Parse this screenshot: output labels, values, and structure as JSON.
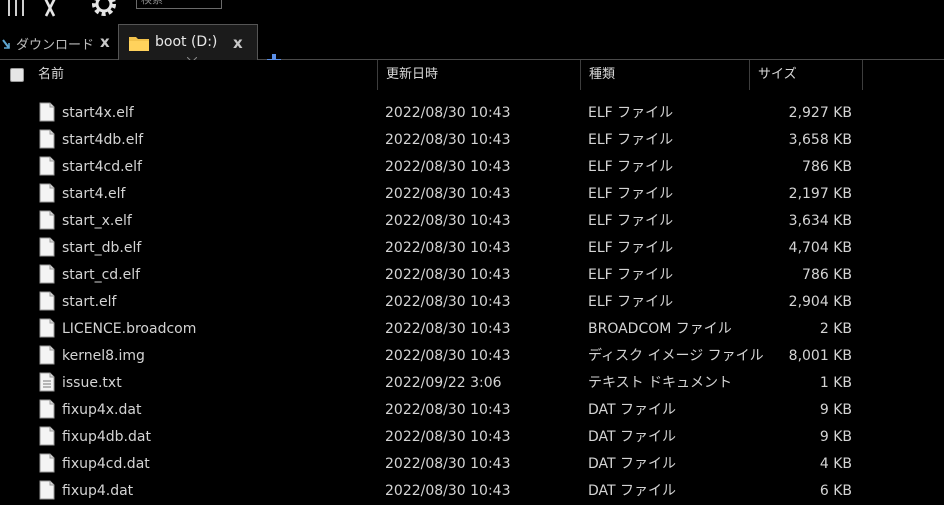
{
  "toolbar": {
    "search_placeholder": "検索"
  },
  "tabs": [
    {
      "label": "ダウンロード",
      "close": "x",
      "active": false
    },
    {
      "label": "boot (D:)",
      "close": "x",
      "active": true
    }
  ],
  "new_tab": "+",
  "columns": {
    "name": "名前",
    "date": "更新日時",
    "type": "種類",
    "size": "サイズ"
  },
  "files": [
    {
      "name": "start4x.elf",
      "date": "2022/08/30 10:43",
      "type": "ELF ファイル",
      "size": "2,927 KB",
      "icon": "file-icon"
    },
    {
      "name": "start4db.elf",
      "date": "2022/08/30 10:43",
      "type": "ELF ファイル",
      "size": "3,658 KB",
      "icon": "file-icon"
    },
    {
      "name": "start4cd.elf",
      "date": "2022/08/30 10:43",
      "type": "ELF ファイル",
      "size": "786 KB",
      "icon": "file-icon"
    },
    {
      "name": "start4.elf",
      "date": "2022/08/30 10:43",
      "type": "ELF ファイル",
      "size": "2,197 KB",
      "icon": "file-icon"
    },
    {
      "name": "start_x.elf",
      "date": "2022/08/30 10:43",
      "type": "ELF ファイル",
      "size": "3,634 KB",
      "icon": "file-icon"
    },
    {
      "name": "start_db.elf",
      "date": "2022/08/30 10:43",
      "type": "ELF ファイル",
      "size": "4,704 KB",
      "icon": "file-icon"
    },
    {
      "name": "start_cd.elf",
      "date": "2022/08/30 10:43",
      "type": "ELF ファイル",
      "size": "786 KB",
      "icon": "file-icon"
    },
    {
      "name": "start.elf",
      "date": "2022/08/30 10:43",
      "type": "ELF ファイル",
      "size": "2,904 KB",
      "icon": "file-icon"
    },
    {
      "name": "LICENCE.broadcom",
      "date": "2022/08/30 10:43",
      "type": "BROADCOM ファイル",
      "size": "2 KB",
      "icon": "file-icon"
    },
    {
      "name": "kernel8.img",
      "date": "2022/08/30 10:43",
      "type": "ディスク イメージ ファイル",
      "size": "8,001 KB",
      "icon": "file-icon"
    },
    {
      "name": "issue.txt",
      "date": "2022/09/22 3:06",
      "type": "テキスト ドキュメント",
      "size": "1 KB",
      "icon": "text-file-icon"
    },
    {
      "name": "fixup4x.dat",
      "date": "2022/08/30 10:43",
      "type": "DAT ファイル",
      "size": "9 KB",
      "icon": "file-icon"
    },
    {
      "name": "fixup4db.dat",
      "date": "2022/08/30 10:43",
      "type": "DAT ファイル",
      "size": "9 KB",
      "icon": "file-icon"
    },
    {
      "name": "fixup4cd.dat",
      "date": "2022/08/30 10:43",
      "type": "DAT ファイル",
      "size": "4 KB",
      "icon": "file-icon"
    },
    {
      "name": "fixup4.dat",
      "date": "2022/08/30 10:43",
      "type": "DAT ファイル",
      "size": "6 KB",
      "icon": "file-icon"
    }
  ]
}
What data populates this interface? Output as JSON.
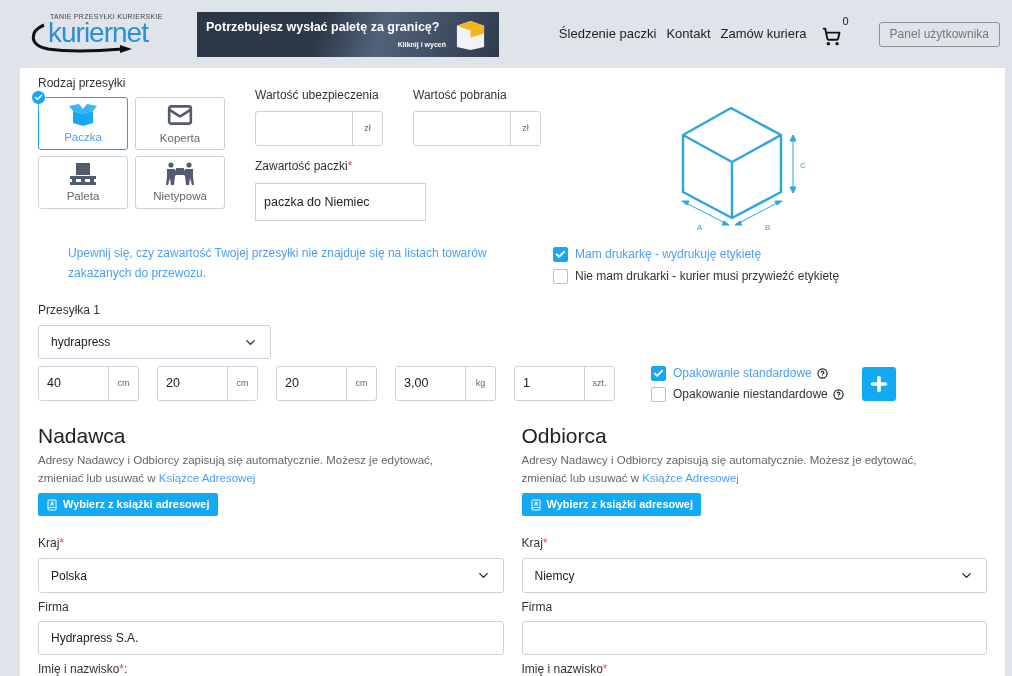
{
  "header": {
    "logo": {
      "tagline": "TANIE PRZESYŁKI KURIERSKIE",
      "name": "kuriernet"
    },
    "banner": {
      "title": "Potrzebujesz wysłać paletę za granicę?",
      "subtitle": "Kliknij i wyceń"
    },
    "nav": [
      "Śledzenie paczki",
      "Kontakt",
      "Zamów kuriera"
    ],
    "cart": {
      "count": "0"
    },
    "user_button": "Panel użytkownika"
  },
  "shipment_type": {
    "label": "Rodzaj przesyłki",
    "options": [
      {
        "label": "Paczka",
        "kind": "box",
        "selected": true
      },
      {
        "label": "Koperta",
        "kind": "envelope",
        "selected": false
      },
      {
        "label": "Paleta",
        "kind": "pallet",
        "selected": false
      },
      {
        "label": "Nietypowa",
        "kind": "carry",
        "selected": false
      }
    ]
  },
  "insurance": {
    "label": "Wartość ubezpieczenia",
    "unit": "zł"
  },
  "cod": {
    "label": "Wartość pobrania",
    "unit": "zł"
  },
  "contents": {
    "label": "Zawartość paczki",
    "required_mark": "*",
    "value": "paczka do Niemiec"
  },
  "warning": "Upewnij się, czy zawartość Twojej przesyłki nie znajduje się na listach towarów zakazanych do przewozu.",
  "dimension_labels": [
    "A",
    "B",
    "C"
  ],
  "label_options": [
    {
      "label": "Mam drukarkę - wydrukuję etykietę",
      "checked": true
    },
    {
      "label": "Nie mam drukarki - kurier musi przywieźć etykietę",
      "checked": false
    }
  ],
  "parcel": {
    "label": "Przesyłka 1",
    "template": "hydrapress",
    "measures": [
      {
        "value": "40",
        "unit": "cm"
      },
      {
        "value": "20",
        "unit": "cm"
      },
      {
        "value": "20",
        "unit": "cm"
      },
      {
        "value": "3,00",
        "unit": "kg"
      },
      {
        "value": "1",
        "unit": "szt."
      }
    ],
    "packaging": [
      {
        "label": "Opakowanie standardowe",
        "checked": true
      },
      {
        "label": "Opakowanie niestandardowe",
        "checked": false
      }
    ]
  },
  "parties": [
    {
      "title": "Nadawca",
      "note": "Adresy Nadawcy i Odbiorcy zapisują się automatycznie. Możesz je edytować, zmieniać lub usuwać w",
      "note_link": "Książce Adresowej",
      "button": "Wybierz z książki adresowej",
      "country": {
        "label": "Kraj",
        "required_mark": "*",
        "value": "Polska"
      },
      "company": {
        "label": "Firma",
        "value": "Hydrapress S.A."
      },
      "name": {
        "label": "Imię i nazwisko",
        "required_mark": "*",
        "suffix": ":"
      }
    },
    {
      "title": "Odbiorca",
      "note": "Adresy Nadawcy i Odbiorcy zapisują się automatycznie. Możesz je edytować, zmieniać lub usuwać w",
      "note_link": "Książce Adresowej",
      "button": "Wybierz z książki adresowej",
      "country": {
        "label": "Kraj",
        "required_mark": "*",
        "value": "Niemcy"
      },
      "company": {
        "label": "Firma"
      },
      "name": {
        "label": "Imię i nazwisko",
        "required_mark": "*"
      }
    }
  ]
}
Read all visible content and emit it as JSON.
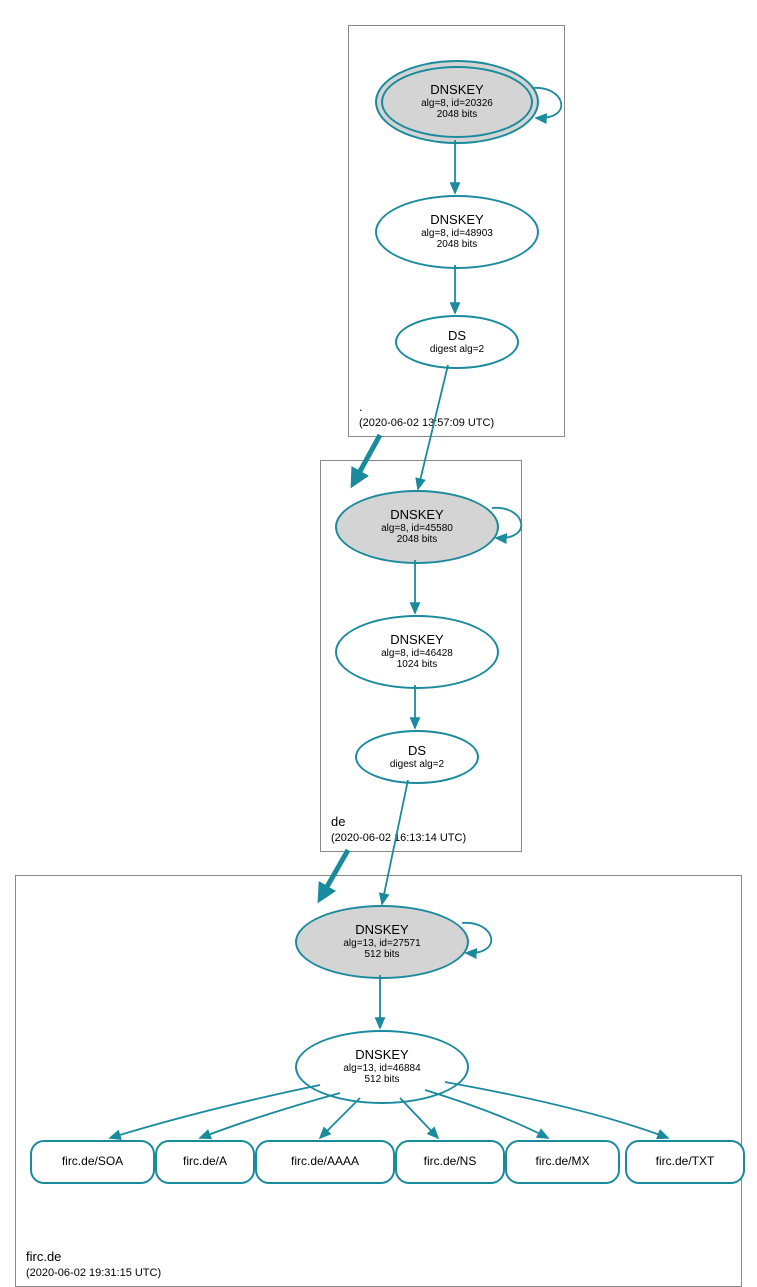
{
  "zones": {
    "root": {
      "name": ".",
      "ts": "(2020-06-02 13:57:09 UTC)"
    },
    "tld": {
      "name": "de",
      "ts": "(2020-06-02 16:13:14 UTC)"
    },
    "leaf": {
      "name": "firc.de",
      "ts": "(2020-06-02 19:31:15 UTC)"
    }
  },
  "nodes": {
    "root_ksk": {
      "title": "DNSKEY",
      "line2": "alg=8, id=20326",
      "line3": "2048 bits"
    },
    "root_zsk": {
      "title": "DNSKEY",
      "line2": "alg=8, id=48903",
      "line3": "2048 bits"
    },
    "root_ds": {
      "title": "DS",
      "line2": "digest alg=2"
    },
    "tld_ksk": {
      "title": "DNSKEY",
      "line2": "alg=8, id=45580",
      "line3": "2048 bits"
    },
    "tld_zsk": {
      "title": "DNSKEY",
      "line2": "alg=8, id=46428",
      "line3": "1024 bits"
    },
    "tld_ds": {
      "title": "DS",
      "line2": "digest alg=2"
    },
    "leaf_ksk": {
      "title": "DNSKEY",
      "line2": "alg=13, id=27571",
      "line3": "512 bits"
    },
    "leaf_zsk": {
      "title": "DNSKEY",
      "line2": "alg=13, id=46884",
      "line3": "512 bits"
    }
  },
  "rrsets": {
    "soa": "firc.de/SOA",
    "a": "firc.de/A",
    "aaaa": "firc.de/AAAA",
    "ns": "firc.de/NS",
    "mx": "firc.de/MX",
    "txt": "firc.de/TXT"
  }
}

--

• **Prompt**: Pull out every line of the entries that includes the word "firc".

• **Response to this exercise**:
      "name": "firc.de",
    "soa": "firc.de/SOA",
    "a": "firc.de/A",
    "aaaa": "firc.de/AAAA",
    "ns": "firc.de/NS",
    "mx": "firc.de/MX",
    "txt": "firc.de/TXT"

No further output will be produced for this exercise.